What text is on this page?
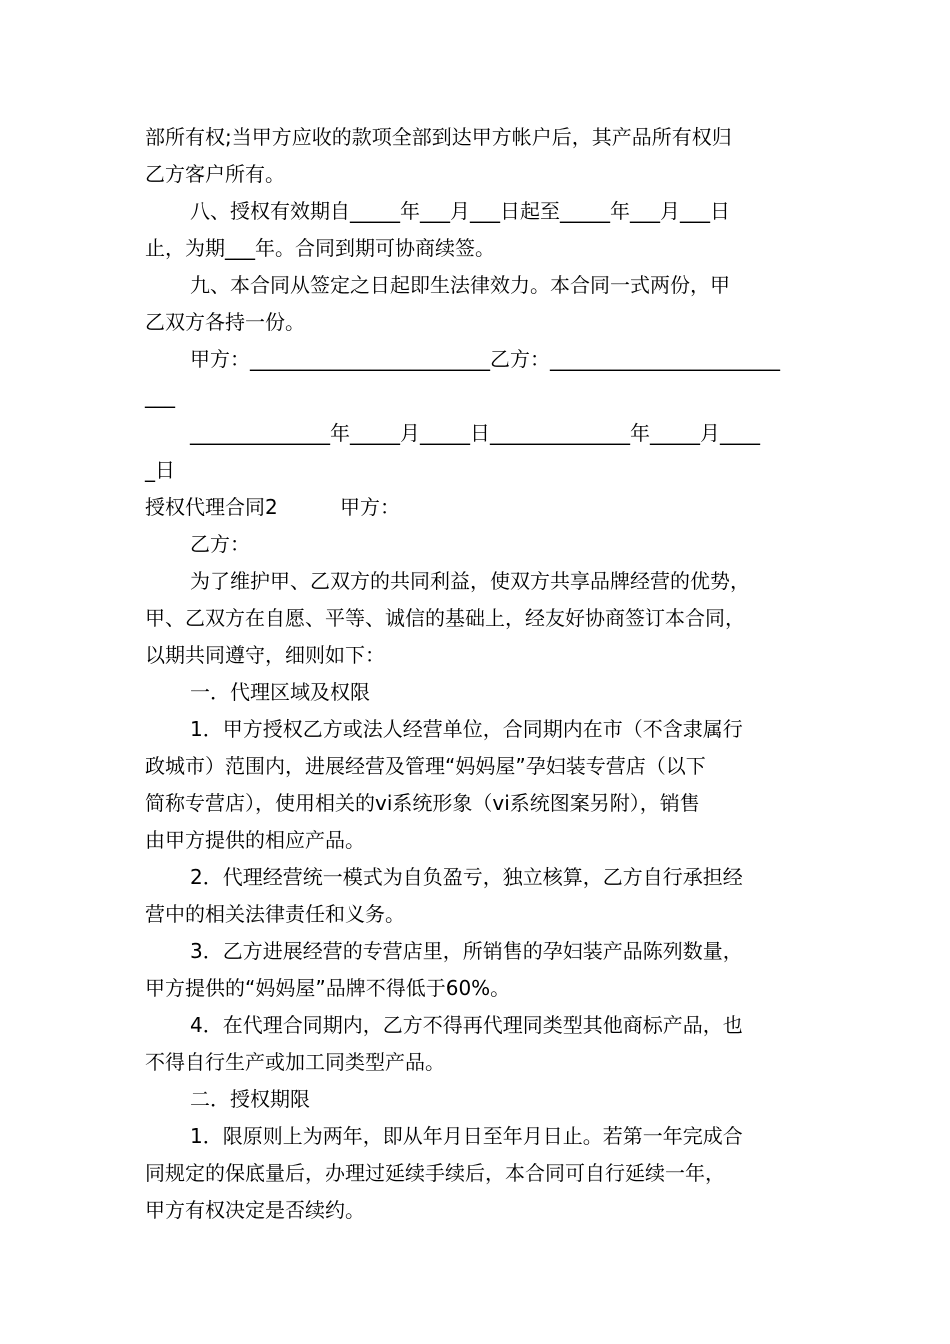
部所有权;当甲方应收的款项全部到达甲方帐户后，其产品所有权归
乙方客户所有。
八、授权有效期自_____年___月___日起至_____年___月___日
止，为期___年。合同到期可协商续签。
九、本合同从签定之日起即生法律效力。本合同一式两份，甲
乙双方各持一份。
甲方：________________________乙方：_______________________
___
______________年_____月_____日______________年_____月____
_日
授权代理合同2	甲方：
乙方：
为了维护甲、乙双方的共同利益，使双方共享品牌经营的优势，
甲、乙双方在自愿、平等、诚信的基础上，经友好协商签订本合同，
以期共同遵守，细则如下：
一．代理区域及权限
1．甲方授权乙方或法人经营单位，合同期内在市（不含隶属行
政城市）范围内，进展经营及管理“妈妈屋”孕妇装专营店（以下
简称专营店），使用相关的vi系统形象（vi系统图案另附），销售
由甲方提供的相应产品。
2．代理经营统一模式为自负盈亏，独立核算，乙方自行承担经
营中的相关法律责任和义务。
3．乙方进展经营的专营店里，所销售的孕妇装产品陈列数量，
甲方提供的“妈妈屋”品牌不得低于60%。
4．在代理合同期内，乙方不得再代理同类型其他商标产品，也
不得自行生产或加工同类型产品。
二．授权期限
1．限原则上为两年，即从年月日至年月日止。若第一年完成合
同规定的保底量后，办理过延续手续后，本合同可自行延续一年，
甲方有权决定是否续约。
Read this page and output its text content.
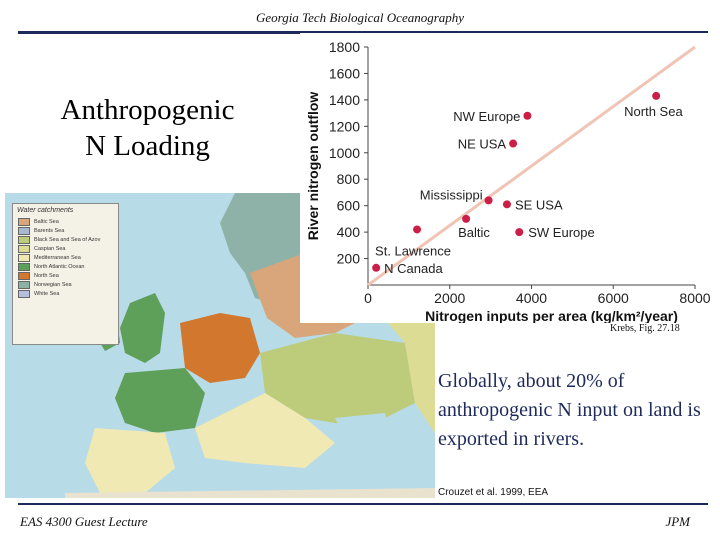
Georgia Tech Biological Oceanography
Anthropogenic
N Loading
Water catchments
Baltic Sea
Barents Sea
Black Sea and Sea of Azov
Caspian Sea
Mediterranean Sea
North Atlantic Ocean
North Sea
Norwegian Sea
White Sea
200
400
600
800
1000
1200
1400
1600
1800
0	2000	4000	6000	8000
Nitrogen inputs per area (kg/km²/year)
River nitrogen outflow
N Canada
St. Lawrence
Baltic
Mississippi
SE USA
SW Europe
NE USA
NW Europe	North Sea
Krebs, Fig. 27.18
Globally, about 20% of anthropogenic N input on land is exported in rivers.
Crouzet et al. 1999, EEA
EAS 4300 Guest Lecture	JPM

**THE EXERCISE:** Write out the entries again, exactly as given, skipping any images.

**SOLUTION FOR THIS TASK:**
What text is on this page?
部所有权;当甲方应收的款项全部到达甲方帐户后，其产品所有权归
乙方客户所有。
八、授权有效期自_____年___月___日起至_____年___月___日
止，为期___年。合同到期可协商续签。
九、本合同从签定之日起即生法律效力。本合同一式两份，甲
乙双方各持一份。
甲方：________________________乙方：_______________________
___
______________年_____月_____日______________年_____月____
_日
授权代理合同2	甲方：
乙方：
为了维护甲、乙双方的共同利益，使双方共享品牌经营的优势，
甲、乙双方在自愿、平等、诚信的基础上，经友好协商签订本合同，
以期共同遵守，细则如下：
一．代理区域及权限
1．甲方授权乙方或法人经营单位，合同期内在市（不含隶属行
政城市）范围内，进展经营及管理“妈妈屋”孕妇装专营店（以下
简称专营店），使用相关的vi系统形象（vi系统图案另附），销售
由甲方提供的相应产品。
2．代理经营统一模式为自负盈亏，独立核算，乙方自行承担经
营中的相关法律责任和义务。
3．乙方进展经营的专营店里，所销售的孕妇装产品陈列数量，
甲方提供的“妈妈屋”品牌不得低于60%。
4．在代理合同期内，乙方不得再代理同类型其他商标产品，也
不得自行生产或加工同类型产品。
二．授权期限
1．限原则上为两年，即从年月日至年月日止。若第一年完成合
同规定的保底量后，办理过延续手续后，本合同可自行延续一年，
甲方有权决定是否续约。
Read this page and output its text content.
Georgia Tech Biological Oceanography
Anthropogenic
N Loading
Water catchments
Baltic Sea
Barents Sea
Black Sea and Sea of Azov
Caspian Sea
Mediterranean Sea
North Atlantic Ocean
North Sea
Norwegian Sea
White Sea
200
400
600
800
1000
1200
1400
1600
1800
0	2000	4000	6000	8000
Nitrogen inputs per area (kg/km²/year)
River nitrogen outflow
N Canada
St. Lawrence
Baltic
Mississippi
SE USA
SW Europe
NE USA
NW Europe	North Sea
Krebs, Fig. 27.18
Globally, about 20% of anthropogenic N input on land is exported in rivers.
Crouzet et al. 1999, EEA
EAS 4300 Guest Lecture	JPM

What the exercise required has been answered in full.